▸ **What you need to do**: Reproduce the items from the very start through the line that contains "photo-light (193, 270, 211, 280)", including that line.

┏━━

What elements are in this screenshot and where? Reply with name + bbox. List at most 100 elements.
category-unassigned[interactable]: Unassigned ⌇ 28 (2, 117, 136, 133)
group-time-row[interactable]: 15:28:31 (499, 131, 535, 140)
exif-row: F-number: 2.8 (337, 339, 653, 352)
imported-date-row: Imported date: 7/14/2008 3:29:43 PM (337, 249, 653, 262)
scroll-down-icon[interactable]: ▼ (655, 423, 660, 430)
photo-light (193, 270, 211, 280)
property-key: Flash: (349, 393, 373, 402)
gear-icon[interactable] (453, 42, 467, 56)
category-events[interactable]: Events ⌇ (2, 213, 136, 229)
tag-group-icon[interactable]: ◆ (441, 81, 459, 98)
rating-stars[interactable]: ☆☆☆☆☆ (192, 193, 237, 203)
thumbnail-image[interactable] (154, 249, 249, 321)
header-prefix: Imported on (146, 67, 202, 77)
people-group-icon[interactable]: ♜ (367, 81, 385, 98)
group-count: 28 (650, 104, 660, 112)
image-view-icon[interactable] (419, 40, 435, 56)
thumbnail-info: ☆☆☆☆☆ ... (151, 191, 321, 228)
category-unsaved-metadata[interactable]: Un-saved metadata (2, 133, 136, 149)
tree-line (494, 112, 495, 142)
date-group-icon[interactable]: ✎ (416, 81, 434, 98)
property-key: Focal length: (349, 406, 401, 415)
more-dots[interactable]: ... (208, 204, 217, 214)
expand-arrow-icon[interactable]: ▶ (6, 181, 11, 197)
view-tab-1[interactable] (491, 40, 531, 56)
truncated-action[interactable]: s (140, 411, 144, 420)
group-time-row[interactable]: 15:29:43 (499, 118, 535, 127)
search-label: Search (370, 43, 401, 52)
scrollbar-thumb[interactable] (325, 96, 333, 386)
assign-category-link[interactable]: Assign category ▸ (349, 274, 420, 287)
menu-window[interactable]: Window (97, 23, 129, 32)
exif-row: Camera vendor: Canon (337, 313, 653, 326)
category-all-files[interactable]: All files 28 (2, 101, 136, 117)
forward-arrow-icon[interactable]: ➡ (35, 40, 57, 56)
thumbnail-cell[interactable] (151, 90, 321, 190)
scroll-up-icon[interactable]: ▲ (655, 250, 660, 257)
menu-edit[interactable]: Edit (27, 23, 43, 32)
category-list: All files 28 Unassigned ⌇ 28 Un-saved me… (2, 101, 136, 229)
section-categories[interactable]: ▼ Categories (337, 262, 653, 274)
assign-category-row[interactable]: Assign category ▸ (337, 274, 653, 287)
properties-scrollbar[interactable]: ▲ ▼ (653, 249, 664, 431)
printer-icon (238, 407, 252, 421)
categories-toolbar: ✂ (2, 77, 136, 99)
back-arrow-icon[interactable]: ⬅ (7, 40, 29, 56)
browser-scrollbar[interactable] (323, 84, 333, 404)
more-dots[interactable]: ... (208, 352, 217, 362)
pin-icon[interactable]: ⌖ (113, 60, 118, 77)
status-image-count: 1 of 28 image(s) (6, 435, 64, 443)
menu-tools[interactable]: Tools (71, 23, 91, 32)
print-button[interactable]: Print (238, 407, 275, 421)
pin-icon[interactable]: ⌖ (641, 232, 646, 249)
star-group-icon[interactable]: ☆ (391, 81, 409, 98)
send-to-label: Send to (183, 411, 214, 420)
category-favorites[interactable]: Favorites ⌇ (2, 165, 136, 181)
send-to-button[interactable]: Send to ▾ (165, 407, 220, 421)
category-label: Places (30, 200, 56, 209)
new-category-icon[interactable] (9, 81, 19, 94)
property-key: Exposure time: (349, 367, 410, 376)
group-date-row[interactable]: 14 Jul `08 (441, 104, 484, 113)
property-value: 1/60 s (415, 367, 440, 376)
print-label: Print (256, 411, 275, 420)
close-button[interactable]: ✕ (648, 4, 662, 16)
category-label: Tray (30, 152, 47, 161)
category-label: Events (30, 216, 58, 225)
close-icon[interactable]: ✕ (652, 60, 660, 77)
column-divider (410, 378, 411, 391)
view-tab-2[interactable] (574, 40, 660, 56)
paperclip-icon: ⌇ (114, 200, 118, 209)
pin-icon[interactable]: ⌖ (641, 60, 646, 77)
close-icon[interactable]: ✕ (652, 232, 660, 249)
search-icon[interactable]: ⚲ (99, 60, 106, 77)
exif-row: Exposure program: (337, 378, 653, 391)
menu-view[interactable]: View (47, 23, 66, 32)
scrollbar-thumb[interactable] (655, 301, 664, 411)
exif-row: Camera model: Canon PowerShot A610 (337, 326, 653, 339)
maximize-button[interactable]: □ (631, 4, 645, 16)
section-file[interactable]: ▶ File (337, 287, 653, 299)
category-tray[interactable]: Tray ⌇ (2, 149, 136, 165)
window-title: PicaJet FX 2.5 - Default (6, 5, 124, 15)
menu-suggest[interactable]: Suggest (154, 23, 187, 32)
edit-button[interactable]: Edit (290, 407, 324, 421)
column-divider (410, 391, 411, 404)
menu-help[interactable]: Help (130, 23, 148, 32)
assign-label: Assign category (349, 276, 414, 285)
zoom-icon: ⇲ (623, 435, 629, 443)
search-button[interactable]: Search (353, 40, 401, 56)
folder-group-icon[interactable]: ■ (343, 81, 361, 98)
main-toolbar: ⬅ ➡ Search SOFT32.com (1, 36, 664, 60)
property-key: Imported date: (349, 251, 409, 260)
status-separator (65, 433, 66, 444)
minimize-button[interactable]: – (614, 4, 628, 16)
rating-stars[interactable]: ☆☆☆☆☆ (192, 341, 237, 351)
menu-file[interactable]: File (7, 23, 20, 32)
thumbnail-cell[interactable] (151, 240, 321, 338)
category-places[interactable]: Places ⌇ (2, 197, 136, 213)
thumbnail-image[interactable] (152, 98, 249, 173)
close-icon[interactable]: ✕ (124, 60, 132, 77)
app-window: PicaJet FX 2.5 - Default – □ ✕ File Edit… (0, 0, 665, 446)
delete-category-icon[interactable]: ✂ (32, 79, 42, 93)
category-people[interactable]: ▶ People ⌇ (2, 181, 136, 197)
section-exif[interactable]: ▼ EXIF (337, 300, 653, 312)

┗━━

▸ **Exercise output**:
What elements are in this screenshot and where? Reply with name + bbox. List at most 100 elements.
category-unassigned[interactable]: Unassigned ⌇ 28 (2, 117, 136, 133)
group-time-row[interactable]: 15:28:31 (499, 131, 535, 140)
exif-row: F-number: 2.8 (337, 339, 653, 352)
imported-date-row: Imported date: 7/14/2008 3:29:43 PM (337, 249, 653, 262)
scroll-down-icon[interactable]: ▼ (655, 423, 660, 430)
photo-light (193, 270, 211, 280)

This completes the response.